### [MATERIAL FOR THIS EXERCISE]
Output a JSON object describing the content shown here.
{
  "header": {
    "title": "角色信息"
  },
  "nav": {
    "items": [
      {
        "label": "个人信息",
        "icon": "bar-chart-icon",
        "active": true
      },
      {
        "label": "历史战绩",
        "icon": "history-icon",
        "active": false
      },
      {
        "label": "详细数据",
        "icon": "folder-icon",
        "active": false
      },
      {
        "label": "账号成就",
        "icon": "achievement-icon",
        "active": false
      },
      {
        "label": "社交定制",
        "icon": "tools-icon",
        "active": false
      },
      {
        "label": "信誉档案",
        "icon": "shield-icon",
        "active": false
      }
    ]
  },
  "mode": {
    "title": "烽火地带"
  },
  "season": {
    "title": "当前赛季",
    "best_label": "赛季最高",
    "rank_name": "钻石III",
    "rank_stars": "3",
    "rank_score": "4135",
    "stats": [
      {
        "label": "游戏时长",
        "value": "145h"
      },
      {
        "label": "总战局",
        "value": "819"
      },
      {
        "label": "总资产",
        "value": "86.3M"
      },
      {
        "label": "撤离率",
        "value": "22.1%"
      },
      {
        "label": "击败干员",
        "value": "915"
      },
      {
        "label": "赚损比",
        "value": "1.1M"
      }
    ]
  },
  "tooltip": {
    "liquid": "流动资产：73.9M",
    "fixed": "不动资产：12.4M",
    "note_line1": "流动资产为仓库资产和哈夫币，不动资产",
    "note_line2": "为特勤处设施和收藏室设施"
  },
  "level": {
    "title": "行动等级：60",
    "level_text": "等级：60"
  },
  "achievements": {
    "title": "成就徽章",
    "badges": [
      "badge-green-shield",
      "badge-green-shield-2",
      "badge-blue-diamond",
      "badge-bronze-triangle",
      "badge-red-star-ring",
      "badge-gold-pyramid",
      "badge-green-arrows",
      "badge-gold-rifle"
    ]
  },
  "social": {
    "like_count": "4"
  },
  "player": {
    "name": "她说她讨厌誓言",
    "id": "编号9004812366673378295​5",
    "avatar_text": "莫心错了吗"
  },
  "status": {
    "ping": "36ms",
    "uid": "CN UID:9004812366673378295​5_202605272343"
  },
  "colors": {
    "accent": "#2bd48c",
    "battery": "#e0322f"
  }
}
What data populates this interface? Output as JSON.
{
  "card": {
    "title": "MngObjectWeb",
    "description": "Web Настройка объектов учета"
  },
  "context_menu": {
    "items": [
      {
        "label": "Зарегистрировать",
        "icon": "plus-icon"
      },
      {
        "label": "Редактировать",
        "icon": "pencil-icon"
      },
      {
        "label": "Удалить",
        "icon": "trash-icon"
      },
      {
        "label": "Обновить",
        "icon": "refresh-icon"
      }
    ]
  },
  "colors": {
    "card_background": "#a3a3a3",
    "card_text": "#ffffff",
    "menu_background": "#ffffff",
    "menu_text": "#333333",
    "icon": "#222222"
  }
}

### [SHORT PROBLEM]
Reproduce each line of the material containing the word "value".

### [EXERCISE RESPONSE]
        "value": "145h"
        "value": "819"
        "value": "86.3M"
        "value": "22.1%"
        "value": "915"
        "value": "1.1M"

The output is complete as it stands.